*Given task*
Extract all of the data and reproduce it precisely.

═════ Extracted information

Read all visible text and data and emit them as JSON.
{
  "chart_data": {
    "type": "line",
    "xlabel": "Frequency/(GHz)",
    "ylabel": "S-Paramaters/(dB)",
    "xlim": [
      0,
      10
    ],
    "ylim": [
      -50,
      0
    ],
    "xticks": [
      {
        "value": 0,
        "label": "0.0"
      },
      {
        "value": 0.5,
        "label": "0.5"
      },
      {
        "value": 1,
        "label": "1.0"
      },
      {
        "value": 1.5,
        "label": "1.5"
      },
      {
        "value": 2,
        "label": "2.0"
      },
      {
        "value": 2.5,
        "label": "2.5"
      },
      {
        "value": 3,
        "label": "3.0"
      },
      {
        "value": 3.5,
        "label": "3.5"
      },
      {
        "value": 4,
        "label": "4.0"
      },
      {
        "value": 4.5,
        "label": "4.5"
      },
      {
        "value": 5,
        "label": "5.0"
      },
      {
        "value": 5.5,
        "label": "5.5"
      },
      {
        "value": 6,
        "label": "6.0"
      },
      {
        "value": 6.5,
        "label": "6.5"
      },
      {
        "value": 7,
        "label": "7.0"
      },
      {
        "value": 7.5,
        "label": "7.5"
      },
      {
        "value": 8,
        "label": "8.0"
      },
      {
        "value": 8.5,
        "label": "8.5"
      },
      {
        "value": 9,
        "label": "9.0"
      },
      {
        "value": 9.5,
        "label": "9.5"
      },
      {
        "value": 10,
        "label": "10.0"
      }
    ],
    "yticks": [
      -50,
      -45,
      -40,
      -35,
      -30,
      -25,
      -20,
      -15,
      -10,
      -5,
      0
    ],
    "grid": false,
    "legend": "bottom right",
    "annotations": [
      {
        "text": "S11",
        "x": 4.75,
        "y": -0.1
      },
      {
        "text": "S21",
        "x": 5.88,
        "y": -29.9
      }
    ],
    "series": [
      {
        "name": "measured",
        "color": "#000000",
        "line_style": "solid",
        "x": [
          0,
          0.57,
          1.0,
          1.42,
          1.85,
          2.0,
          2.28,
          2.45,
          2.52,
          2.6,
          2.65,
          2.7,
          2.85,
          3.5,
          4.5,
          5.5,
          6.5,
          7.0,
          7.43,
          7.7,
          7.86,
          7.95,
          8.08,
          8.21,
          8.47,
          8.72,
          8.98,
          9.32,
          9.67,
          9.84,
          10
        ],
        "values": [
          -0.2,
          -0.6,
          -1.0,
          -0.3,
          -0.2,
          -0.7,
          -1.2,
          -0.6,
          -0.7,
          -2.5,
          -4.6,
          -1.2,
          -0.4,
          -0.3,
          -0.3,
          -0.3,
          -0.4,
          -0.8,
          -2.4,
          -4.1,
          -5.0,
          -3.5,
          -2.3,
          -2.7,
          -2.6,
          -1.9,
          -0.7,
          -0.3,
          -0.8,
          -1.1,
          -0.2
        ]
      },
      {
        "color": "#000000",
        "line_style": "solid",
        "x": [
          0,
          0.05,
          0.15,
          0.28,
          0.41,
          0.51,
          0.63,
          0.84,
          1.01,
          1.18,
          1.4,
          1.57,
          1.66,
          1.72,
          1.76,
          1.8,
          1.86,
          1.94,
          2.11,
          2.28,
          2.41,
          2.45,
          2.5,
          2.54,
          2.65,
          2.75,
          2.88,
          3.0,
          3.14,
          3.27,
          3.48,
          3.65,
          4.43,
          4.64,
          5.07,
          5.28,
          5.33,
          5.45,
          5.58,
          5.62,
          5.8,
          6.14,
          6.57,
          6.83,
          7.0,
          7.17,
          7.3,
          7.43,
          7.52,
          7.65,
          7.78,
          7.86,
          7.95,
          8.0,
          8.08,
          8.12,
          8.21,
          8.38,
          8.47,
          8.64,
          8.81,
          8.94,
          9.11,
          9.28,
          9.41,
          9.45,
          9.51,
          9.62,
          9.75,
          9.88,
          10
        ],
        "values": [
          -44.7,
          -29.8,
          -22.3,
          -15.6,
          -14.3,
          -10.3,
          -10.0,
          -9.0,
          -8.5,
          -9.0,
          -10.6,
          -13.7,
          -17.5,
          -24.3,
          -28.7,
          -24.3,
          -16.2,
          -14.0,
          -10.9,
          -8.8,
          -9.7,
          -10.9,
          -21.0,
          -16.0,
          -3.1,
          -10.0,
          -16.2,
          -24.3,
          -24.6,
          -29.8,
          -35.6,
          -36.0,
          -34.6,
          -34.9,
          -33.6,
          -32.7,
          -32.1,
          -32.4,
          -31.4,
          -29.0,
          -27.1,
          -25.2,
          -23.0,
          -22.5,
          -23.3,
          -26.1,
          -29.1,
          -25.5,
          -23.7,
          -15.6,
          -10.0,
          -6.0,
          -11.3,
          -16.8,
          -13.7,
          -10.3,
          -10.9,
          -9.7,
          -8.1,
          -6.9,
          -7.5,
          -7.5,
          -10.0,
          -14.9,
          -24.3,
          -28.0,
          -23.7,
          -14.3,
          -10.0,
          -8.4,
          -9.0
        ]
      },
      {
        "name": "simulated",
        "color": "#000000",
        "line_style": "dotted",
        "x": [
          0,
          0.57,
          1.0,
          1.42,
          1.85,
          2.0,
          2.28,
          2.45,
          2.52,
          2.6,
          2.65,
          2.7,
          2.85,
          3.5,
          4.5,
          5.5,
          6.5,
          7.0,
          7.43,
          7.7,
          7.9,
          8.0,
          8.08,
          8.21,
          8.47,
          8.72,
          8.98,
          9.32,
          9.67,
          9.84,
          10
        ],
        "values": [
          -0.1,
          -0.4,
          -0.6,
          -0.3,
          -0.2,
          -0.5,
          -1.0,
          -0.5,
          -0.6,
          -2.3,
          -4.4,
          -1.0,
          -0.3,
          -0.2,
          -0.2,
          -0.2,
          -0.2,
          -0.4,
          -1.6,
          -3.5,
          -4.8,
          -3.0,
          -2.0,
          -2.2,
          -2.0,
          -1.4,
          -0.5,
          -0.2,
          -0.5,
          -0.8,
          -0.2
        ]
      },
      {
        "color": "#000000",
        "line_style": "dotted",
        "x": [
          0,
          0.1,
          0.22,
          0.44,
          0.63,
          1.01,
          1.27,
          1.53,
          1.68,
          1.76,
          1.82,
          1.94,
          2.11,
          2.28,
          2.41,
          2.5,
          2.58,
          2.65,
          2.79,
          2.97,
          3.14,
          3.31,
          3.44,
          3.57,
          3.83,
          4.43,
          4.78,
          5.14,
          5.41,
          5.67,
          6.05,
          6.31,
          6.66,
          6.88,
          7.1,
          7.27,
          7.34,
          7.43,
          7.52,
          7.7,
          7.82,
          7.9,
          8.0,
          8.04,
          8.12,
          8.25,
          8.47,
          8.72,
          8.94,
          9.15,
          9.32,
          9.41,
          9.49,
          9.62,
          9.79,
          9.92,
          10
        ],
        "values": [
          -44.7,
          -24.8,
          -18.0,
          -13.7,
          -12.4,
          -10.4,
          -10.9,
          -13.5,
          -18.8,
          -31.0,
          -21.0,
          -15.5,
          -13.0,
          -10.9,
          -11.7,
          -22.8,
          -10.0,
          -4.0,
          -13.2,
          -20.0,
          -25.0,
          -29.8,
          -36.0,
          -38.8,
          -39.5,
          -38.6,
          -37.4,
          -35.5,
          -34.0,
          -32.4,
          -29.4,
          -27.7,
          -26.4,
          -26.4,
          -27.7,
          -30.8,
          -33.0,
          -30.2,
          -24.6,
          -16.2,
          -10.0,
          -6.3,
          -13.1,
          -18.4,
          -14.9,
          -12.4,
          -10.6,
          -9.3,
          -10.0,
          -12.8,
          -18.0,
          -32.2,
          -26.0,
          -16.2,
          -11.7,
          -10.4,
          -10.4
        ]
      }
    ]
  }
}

══════════

*The output*
Read all visible text and data and emit them as JSON.
{
  "chart_data": {
    "type": "line",
    "xlabel": "Frequency/(GHz)",
    "ylabel": "S-Paramaters/(dB)",
    "xlim": [
      0,
      10
    ],
    "ylim": [
      -50,
      0
    ],
    "xticks": [
      {
        "value": 0,
        "label": "0.0"
      },
      {
        "value": 0.5,
        "label": "0.5"
      },
      {
        "value": 1,
        "label": "1.0"
      },
      {
        "value": 1.5,
        "label": "1.5"
      },
      {
        "value": 2,
        "label": "2.0"
      },
      {
        "value": 2.5,
        "label": "2.5"
      },
      {
        "value": 3,
        "label": "3.0"
      },
      {
        "value": 3.5,
        "label": "3.5"
      },
      {
        "value": 4,
        "label": "4.0"
      },
      {
        "value": 4.5,
        "label": "4.5"
      },
      {
        "value": 5,
        "label": "5.0"
      },
      {
        "value": 5.5,
        "label": "5.5"
      },
      {
        "value": 6,
        "label": "6.0"
      },
      {
        "value": 6.5,
        "label": "6.5"
      },
      {
        "value": 7,
        "label": "7.0"
      },
      {
        "value": 7.5,
        "label": "7.5"
      },
      {
        "value": 8,
        "label": "8.0"
      },
      {
        "value": 8.5,
        "label": "8.5"
      },
      {
        "value": 9,
        "label": "9.0"
      },
      {
        "value": 9.5,
        "label": "9.5"
      },
      {
        "value": 10,
        "label": "10.0"
      }
    ],
    "yticks": [
      -50,
      -45,
      -40,
      -35,
      -30,
      -25,
      -20,
      -15,
      -10,
      -5,
      0
    ],
    "grid": false,
    "legend": "bottom right",
    "annotations": [
      {
        "text": "S11",
        "x": 4.75,
        "y": -0.1
      },
      {
        "text": "S21",
        "x": 5.88,
        "y": -29.9
      }
    ],
    "series": [
      {
        "name": "measured",
        "color": "#000000",
        "line_style": "solid",
        "x": [
          0,
          0.57,
          1.0,
          1.42,
          1.85,
          2.0,
          2.28,
          2.45,
          2.52,
          2.6,
          2.65,
          2.7,
          2.85,
          3.5,
          4.5,
          5.5,
          6.5,
          7.0,
          7.43,
          7.7,
          7.86,
          7.95,
          8.08,
          8.21,
          8.47,
          8.72,
          8.98,
          9.32,
          9.67,
          9.84,
          10
        ],
        "values": [
          -0.2,
          -0.6,
          -1.0,
          -0.3,
          -0.2,
          -0.7,
          -1.2,
          -0.6,
          -0.7,
          -2.5,
          -4.6,
          -1.2,
          -0.4,
          -0.3,
          -0.3,
          -0.3,
          -0.4,
          -0.8,
          -2.4,
          -4.1,
          -5.0,
          -3.5,
          -2.3,
          -2.7,
          -2.6,
          -1.9,
          -0.7,
          -0.3,
          -0.8,
          -1.1,
          -0.2
        ]
      },
      {
        "color": "#000000",
        "line_style": "solid",
        "x": [
          0,
          0.05,
          0.15,
          0.28,
          0.41,
          0.51,
          0.63,
          0.84,
          1.01,
          1.18,
          1.4,
          1.57,
          1.66,
          1.72,
          1.76,
          1.8,
          1.86,
          1.94,
          2.11,
          2.28,
          2.41,
          2.45,
          2.5,
          2.54,
          2.65,
          2.75,
          2.88,
          3.0,
          3.14,
          3.27,
          3.48,
          3.65,
          4.43,
          4.64,
          5.07,
          5.28,
          5.33,
          5.45,
          5.58,
          5.62,
          5.8,
          6.14,
          6.57,
          6.83,
          7.0,
          7.17,
          7.3,
          7.43,
          7.52,
          7.65,
          7.78,
          7.86,
          7.95,
          8.0,
          8.08,
          8.12,
          8.21,
          8.38,
          8.47,
          8.64,
          8.81,
          8.94,
          9.11,
          9.28,
          9.41,
          9.45,
          9.51,
          9.62,
          9.75,
          9.88,
          10
        ],
        "values": [
          -44.7,
          -29.8,
          -22.3,
          -15.6,
          -14.3,
          -10.3,
          -10.0,
          -9.0,
          -8.5,
          -9.0,
          -10.6,
          -13.7,
          -17.5,
          -24.3,
          -28.7,
          -24.3,
          -16.2,
          -14.0,
          -10.9,
          -8.8,
          -9.7,
          -10.9,
          -21.0,
          -16.0,
          -3.1,
          -10.0,
          -16.2,
          -24.3,
          -24.6,
          -29.8,
          -35.6,
          -36.0,
          -34.6,
          -34.9,
          -33.6,
          -32.7,
          -32.1,
          -32.4,
          -31.4,
          -29.0,
          -27.1,
          -25.2,
          -23.0,
          -22.5,
          -23.3,
          -26.1,
          -29.1,
          -25.5,
          -23.7,
          -15.6,
          -10.0,
          -6.0,
          -11.3,
          -16.8,
          -13.7,
          -10.3,
          -10.9,
          -9.7,
          -8.1,
          -6.9,
          -7.5,
          -7.5,
          -10.0,
          -14.9,
          -24.3,
          -28.0,
          -23.7,
          -14.3,
          -10.0,
          -8.4,
          -9.0
        ]
      },
      {
        "name": "simulated",
        "color": "#000000",
        "line_style": "dotted",
        "x": [
          0,
          0.57,
          1.0,
          1.42,
          1.85,
          2.0,
          2.28,
          2.45,
          2.52,
          2.6,
          2.65,
          2.7,
          2.85,
          3.5,
          4.5,
          5.5,
          6.5,
          7.0,
          7.43,
          7.7,
          7.9,
          8.0,
          8.08,
          8.21,
          8.47,
          8.72,
          8.98,
          9.32,
          9.67,
          9.84,
          10
        ],
        "values": [
          -0.1,
          -0.4,
          -0.6,
          -0.3,
          -0.2,
          -0.5,
          -1.0,
          -0.5,
          -0.6,
          -2.3,
          -4.4,
          -1.0,
          -0.3,
          -0.2,
          -0.2,
          -0.2,
          -0.2,
          -0.4,
          -1.6,
          -3.5,
          -4.8,
          -3.0,
          -2.0,
          -2.2,
          -2.0,
          -1.4,
          -0.5,
          -0.2,
          -0.5,
          -0.8,
          -0.2
        ]
      },
      {
        "color": "#000000",
        "line_style": "dotted",
        "x": [
          0,
          0.1,
          0.22,
          0.44,
          0.63,
          1.01,
          1.27,
          1.53,
          1.68,
          1.76,
          1.82,
          1.94,
          2.11,
          2.28,
          2.41,
          2.5,
          2.58,
          2.65,
          2.79,
          2.97,
          3.14,
          3.31,
          3.44,
          3.57,
          3.83,
          4.43,
          4.78,
          5.14,
          5.41,
          5.67,
          6.05,
          6.31,
          6.66,
          6.88,
          7.1,
          7.27,
          7.34,
          7.43,
          7.52,
          7.7,
          7.82,
          7.9,
          8.0,
          8.04,
          8.12,
          8.25,
          8.47,
          8.72,
          8.94,
          9.15,
          9.32,
          9.41,
          9.49,
          9.62,
          9.79,
          9.92,
          10
        ],
        "values": [
          -44.7,
          -24.8,
          -18.0,
          -13.7,
          -12.4,
          -10.4,
          -10.9,
          -13.5,
          -18.8,
          -31.0,
          -21.0,
          -15.5,
          -13.0,
          -10.9,
          -11.7,
          -22.8,
          -10.0,
          -4.0,
          -13.2,
          -20.0,
          -25.0,
          -29.8,
          -36.0,
          -38.8,
          -39.5,
          -38.6,
          -37.4,
          -35.5,
          -34.0,
          -32.4,
          -29.4,
          -27.7,
          -26.4,
          -26.4,
          -27.7,
          -30.8,
          -33.0,
          -30.2,
          -24.6,
          -16.2,
          -10.0,
          -6.3,
          -13.1,
          -18.4,
          -14.9,
          -12.4,
          -10.6,
          -9.3,
          -10.0,
          -12.8,
          -18.0,
          -32.2,
          -26.0,
          -16.2,
          -11.7,
          -10.4,
          -10.4
        ]
      }
    ]
  }
}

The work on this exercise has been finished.